## REQUIRED WORK
Sort through the entries below and pull out lines containing the word "name".

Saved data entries
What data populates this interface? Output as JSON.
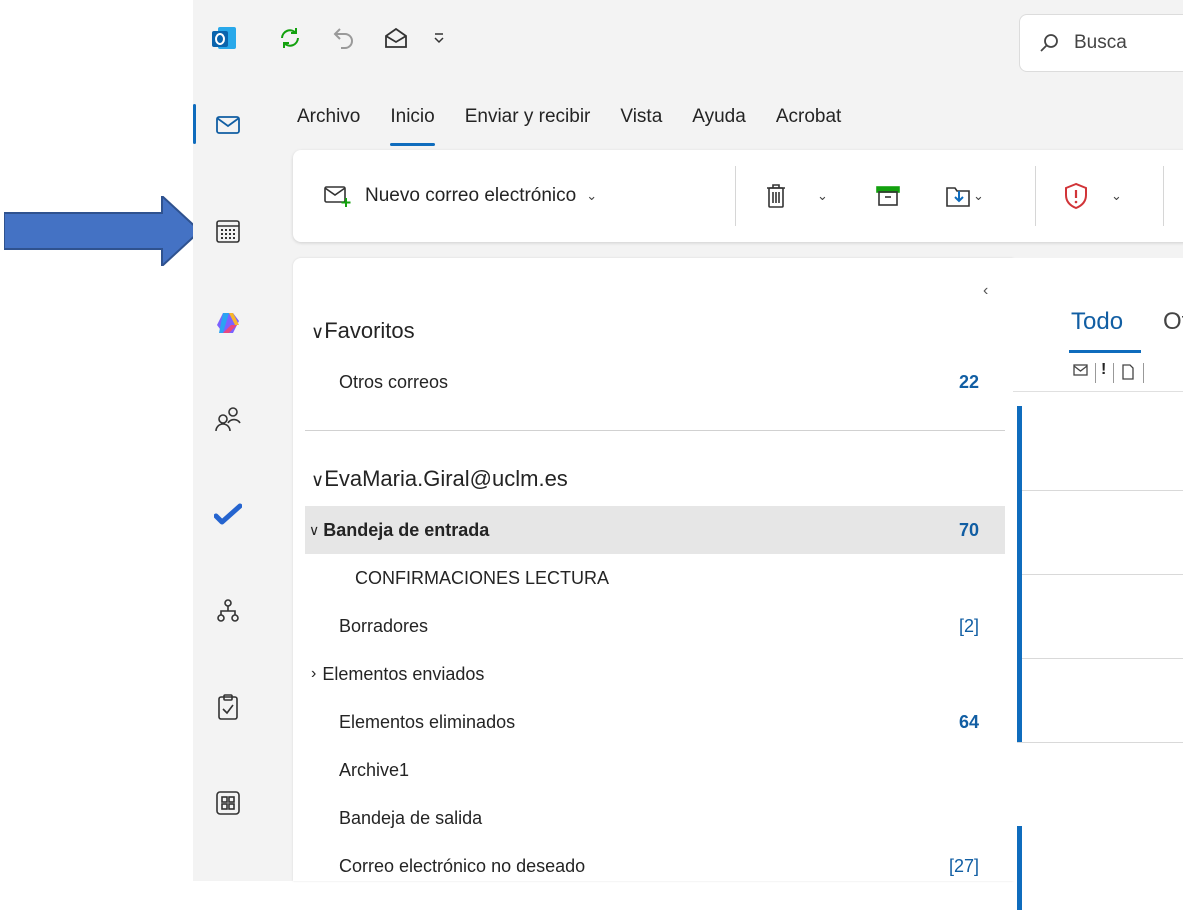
{
  "search": {
    "placeholder": "Busca"
  },
  "menu": [
    "Archivo",
    "Inicio",
    "Enviar y recibir",
    "Vista",
    "Ayuda",
    "Acrobat"
  ],
  "ribbon": {
    "new_mail_label": "Nuevo correo electrónico"
  },
  "tabs": {
    "all": "Todo",
    "other": "Ot"
  },
  "favorites": {
    "title": "Favoritos",
    "items": [
      {
        "name": "Otros correos",
        "count": "22"
      }
    ]
  },
  "account": {
    "title": "EvaMaria.Giral@uclm.es",
    "folders": [
      {
        "name": "Bandeja de entrada",
        "count": "70"
      },
      {
        "name": "CONFIRMACIONES LECTURA",
        "count": ""
      },
      {
        "name": "Borradores",
        "count": "[2]"
      },
      {
        "name": "Elementos enviados",
        "count": ""
      },
      {
        "name": "Elementos eliminados",
        "count": "64"
      },
      {
        "name": "Archive1",
        "count": ""
      },
      {
        "name": "Bandeja de salida",
        "count": ""
      },
      {
        "name": "Correo electrónico no deseado",
        "count": "[27]"
      }
    ]
  },
  "colors": {
    "accent": "#0f6cbd",
    "arrow": "#4472c4"
  }
}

## ANSWER FOR THE TASK
        "name": "Otros correos",
        "name": "Bandeja de entrada",
        "name": "CONFIRMACIONES LECTURA",
        "name": "Borradores",
        "name": "Elementos enviados",
        "name": "Elementos eliminados",
        "name": "Archive1",
        "name": "Bandeja de salida",
        "name": "Correo electrónico no deseado",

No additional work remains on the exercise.